- _Work instructions_: Collect every line that includes the string "Carina".

(Records)
◆ ◆ ◆
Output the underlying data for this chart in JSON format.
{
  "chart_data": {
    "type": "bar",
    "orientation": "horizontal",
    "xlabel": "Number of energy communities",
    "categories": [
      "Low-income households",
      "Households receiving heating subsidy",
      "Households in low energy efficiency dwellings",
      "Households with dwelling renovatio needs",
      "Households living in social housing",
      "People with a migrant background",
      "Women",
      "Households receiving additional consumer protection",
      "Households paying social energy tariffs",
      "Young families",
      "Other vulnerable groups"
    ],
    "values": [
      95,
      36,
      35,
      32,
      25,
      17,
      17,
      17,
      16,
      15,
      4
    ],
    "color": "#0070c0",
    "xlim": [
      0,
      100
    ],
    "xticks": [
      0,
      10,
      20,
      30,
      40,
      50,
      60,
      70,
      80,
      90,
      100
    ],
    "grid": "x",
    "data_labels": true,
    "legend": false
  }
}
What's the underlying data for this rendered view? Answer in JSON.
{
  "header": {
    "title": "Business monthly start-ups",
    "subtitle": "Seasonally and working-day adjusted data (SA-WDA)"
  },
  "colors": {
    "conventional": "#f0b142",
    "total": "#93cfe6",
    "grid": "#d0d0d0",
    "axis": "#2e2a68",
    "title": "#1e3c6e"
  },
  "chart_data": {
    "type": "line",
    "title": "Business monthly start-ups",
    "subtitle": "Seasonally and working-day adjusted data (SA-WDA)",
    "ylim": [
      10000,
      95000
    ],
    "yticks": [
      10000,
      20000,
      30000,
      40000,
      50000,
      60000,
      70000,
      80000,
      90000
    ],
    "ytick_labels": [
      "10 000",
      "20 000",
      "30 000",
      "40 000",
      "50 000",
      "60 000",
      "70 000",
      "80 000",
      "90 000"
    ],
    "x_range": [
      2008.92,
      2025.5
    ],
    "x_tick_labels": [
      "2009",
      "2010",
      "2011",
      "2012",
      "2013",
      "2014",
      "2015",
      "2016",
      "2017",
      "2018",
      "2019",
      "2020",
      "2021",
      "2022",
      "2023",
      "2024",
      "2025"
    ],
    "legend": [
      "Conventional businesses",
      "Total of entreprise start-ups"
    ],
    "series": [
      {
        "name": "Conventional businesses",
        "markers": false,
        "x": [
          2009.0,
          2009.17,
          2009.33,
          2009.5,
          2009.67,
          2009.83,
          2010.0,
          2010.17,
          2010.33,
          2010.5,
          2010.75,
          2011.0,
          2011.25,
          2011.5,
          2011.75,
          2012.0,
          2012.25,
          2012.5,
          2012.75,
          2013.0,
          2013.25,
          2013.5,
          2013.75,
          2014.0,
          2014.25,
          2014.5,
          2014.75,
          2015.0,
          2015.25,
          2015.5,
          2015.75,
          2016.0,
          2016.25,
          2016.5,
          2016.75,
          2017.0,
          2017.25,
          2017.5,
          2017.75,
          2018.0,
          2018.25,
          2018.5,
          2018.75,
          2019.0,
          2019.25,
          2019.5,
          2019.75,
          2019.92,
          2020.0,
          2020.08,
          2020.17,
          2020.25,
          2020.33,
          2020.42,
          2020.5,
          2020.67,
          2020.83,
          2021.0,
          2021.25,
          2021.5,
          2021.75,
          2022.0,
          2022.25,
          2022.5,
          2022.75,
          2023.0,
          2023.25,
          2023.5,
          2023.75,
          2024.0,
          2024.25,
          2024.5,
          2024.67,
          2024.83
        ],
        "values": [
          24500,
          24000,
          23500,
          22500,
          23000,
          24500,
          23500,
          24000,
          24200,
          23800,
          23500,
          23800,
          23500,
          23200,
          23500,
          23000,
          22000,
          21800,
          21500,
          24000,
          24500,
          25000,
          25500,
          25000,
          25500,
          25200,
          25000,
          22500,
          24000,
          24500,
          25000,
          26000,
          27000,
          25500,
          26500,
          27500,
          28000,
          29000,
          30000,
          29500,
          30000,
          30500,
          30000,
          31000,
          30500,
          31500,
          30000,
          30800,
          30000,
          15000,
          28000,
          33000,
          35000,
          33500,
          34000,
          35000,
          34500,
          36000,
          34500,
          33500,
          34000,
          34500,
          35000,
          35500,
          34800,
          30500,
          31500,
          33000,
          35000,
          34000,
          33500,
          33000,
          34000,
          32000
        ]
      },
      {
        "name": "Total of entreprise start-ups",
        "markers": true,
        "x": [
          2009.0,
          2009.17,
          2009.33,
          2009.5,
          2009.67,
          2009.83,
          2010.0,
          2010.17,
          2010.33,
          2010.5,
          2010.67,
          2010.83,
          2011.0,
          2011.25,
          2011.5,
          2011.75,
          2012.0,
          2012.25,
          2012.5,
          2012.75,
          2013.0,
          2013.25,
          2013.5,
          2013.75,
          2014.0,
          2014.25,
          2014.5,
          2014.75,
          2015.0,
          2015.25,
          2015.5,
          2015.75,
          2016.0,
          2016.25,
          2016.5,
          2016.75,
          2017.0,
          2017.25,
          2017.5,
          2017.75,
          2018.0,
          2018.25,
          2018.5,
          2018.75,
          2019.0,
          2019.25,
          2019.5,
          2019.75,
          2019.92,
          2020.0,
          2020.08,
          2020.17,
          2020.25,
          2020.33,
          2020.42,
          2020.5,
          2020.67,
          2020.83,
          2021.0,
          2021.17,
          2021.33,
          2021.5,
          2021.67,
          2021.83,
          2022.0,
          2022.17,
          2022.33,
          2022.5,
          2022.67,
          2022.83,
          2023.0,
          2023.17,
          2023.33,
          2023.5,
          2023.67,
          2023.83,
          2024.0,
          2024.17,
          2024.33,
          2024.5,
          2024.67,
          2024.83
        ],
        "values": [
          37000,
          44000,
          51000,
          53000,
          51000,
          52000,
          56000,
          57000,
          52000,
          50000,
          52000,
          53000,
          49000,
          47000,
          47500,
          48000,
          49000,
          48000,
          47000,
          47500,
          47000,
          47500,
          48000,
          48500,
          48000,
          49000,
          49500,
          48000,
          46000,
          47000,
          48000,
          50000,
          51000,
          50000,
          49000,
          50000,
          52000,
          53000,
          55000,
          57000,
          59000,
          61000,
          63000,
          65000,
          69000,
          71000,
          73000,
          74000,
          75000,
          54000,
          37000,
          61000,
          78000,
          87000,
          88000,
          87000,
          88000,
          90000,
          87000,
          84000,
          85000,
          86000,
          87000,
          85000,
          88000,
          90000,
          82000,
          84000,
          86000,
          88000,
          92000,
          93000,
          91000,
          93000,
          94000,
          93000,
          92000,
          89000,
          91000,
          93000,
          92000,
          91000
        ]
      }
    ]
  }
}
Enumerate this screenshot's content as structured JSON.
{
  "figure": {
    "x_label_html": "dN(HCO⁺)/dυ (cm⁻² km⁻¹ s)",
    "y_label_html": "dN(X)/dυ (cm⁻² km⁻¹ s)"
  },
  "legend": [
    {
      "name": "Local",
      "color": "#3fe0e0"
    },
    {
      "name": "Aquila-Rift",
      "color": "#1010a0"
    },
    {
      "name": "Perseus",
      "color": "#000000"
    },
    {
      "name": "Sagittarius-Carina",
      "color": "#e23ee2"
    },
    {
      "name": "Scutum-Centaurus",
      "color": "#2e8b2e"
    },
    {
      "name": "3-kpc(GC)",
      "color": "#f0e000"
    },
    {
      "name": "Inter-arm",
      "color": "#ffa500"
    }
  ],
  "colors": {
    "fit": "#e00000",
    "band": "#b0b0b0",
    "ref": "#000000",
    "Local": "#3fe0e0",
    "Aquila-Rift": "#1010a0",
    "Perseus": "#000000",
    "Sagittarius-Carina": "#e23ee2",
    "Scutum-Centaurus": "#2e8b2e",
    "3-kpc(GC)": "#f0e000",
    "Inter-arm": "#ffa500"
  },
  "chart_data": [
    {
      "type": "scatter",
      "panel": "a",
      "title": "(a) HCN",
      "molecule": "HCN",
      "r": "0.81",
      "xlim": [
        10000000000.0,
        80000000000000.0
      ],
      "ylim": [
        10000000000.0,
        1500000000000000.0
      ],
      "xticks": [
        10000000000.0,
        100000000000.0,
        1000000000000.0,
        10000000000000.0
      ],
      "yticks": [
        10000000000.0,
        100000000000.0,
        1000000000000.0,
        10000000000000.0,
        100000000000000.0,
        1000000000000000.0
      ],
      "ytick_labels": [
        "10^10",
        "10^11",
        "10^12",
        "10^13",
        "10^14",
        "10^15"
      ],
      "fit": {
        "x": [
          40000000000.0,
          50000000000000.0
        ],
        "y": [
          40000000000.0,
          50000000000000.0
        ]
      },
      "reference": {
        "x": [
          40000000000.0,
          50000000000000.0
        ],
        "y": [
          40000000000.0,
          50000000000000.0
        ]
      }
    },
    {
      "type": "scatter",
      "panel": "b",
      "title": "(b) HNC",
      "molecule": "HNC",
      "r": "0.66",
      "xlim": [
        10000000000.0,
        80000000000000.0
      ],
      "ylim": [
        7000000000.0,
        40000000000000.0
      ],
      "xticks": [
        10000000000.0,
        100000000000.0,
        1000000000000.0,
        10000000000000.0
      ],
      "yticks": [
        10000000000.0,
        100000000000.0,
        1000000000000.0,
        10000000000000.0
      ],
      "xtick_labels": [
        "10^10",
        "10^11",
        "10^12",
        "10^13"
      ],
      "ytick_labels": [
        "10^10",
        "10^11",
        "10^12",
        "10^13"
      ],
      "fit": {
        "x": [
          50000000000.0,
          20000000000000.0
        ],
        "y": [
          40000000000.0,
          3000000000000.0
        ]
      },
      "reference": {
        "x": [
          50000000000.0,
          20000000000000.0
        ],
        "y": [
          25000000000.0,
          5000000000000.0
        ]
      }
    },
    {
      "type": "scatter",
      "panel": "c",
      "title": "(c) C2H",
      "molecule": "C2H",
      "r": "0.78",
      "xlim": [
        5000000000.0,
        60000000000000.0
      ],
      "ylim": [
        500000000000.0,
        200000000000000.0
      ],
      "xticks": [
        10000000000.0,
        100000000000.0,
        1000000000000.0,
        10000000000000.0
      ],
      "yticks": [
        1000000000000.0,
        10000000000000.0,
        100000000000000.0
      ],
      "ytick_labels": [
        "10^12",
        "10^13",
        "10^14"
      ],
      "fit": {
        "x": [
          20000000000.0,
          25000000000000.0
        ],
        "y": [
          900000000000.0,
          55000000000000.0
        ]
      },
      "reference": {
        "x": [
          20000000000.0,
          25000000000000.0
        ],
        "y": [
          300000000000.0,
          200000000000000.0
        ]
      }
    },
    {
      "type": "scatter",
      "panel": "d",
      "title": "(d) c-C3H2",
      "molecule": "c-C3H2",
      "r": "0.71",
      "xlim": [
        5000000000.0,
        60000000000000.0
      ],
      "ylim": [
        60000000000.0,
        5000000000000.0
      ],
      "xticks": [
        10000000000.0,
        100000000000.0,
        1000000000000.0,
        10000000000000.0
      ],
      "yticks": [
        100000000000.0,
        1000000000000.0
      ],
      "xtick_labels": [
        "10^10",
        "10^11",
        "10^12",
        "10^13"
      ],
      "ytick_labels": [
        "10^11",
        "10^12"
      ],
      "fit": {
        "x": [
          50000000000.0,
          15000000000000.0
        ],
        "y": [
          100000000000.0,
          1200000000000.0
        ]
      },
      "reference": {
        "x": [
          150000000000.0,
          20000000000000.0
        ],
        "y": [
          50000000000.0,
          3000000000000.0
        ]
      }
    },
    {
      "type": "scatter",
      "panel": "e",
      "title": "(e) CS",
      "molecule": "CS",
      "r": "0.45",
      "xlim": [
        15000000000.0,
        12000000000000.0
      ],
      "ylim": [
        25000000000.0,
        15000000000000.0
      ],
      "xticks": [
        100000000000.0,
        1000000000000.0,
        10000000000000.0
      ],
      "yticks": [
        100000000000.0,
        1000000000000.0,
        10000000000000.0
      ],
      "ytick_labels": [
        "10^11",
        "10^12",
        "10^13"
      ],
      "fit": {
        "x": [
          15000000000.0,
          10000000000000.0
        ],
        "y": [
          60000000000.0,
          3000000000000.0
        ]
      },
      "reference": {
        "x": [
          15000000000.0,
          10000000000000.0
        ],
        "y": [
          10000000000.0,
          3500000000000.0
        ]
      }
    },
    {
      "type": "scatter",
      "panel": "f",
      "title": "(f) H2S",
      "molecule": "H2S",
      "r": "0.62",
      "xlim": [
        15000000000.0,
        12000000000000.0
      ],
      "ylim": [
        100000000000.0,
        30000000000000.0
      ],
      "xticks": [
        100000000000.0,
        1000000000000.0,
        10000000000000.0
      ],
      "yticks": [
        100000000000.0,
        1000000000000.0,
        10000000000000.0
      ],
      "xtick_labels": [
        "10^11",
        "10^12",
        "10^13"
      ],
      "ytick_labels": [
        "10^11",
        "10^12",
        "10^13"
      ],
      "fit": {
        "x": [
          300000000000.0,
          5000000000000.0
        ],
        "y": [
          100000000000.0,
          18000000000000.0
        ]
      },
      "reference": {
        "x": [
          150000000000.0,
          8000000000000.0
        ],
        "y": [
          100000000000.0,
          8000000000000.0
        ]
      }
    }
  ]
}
◆ ◆ ◆
- _Output of the task_:
      "name": "Sagittarius-Carina",
    "Sagittarius-Carina": "#e23ee2",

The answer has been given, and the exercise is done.